■ Stated task 1
Reproduce the rows verbatim, starting with the first line of the rows and ending after the line that contains "paypal-icon [514,92,524,104]".

■ Source
------------

Now, even the exercise of this hope is blessed, because of hope’s immov­able foundation (I Timothy 1:1, 2; Hebrews 6:19), glorious Author (Ro­mans 15:13), wonderful object (ever­ lasting life, salvation, glory, Titus 1:2; 3: 7), precious effects (endurance, I Thess. 1:3, boldness of speech, II Cor­inthians 3:12, purification of life, I John 3:3), and everlasting character (I Corinthians 13:13).

Then surely the realization of this hope will be blessed, indeedI Now the realization of this hope is “the appearing in glory” (or “of the glory”) of our great God and Savior Christ Jesus. As to this last phrase, the rendering in our Bibles (Authorized Version, text of Ameri­can Standard Version) namely, “of the great God and our Savior Jesus Christ,” is rather confusing. It does not clearly bring out the fact that Paul is here calling Jesus “God.” It must be stressed that the apostle is not talking about two persons but about one. He is saying that Christ Jesus is “our great God and Savior.” It is thus correctly rendered in the margin or footnote of the American Standard Version and in the text of the Revised Standard Version.

The apostle’s meaning, then, in the light of the entire context is this: our joyful expectation of the appearing in glory of our great God and Savior Christ Jesus effectively prepares us for the life with him. Now, how does it do this? First, because the Second Coming will be so altogether glorious that believers will not want to “miss out on” it, but will want “to be mani­fested with Christ in glory” (Colos­sians 3:4). Second, because this bliss­ful expectation fills believers with gratitude, and gratitude produces preparedness by God’s grace. If some­ one has conferred a great benefit upon you, you will wish to have everything ready so that you can give him a hearty welcome. When we think of the way in which Christ, having re­newed our souls, is going to renew our bodies so that they will be like his glorious body, how he will receive us when we go forth to meet him in the air, how he will vindicate us in the final judgment, how we shall dwell with him forever in a gloriously renewed universe; and when, in addi­tion to all this, we reflect on the fact that we had deserved none of this glory but only everlasting damnation, then, indeed, we by his grace will prepare ourselves thoroughly to meet him at his coming!

A. Questions Answered in the Outline

1. How would you summarize this chapter (that is, Titus 2)?

2. In the present passage (Titus 2:13) does “hope” mean the exercise of hope or the reali­zation of this hope?

3. Is Titus 2:13 a proof-text for the deity of Christ? Explain.

4. How does our joyful expectation of Christ prepare us for the life with him?

5. What is the meaning of “blessed” in the expression “the blessed hope”?

B. Additional Questions

1. Are you able to give a brief summary of the matters which have been discussed in this season’s Outlines, so that the program of the future, as revealed in Scripture, stands before you as a connected story? Try it.

2. When you await a visitor, you prepare everything for his coming: the guest-room, the program of activities, etc. Apply this to the man­ner in which we should await Christ’s coming.

3. When Paul insists so strongly on calling Jesus “our great God and Savior,” this was in reaction to what?

4. Does the believer’s hope end in man or in God? In other words, is the realization of this hope limited to the joy which we shall possess by and by, or does it also include the element of God’s glory and joy in our perfect salvation? Is the latter, perhaps, even the main idea?

5. What can be done to enliven and increase in our own hearts and the hearts of others that glorious waiting for “the blessed hope”?

------------

■ Input records
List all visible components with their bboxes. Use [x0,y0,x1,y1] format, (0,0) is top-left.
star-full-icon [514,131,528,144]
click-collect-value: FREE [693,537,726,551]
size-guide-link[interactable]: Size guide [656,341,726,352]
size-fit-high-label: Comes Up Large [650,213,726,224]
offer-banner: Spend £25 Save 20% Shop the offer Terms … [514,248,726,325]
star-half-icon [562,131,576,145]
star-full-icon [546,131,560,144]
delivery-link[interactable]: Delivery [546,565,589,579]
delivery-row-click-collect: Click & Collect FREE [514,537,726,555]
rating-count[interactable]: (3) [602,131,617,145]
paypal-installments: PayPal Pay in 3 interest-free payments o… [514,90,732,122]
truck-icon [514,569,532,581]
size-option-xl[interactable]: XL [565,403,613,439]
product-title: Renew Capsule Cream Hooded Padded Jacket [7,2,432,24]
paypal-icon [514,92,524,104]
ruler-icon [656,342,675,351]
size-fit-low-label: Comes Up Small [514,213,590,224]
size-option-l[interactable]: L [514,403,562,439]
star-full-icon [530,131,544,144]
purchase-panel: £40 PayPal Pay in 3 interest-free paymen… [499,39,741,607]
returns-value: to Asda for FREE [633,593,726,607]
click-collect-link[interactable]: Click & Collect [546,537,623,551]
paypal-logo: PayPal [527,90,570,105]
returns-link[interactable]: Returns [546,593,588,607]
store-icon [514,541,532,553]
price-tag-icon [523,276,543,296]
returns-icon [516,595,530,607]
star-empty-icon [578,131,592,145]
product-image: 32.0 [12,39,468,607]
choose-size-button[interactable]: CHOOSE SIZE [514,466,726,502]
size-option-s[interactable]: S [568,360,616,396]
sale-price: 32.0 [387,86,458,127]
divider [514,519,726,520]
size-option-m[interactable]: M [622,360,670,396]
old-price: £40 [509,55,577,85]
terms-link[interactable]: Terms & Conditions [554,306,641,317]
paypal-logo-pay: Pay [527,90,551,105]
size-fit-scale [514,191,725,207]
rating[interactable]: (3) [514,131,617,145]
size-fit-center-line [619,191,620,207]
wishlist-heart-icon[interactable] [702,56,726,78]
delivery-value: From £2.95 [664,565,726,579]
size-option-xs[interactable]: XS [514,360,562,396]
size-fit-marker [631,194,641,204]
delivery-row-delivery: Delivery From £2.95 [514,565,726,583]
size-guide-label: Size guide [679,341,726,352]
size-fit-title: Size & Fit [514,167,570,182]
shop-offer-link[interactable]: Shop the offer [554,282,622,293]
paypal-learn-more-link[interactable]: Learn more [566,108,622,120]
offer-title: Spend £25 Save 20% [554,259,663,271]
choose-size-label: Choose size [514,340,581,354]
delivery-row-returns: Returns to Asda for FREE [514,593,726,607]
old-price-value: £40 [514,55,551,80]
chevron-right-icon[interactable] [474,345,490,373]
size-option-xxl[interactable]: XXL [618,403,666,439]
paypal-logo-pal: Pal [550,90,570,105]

------------

■ Stated task 2
Summarize the passage on the blessed hope in three sentences.

■ Written reply 1
List all visible components with their bboxes. Use [x0,y0,x1,y1] format, (0,0) is top-left.
star-full-icon [514,131,528,144]
click-collect-value: FREE [693,537,726,551]
size-guide-link[interactable]: Size guide [656,341,726,352]
size-fit-high-label: Comes Up Large [650,213,726,224]
offer-banner: Spend £25 Save 20% Shop the offer Terms … [514,248,726,325]
star-half-icon [562,131,576,145]
star-full-icon [546,131,560,144]
delivery-link[interactable]: Delivery [546,565,589,579]
delivery-row-click-collect: Click & Collect FREE [514,537,726,555]
rating-count[interactable]: (3) [602,131,617,145]
paypal-installments: PayPal Pay in 3 interest-free payments o… [514,90,732,122]
truck-icon [514,569,532,581]
size-option-xl[interactable]: XL [565,403,613,439]
product-title: Renew Capsule Cream Hooded Padded Jacket [7,2,432,24]
paypal-icon [514,92,524,104]

■ Written reply 2
Both the exercise of this hope and its realization are called blessed, and the realization is the appearing in glory of "our great God and Savior Christ Jesus," a phrase the passage says refers to one person and calls Jesus "God." This joyful expectation prepares believers for life with him because the Second Coming will be so glorious that they will not want to miss it, and because it fills them with gratitude, which produces preparedness by God's grace. Study questions follow, some answered in the outline and others additional.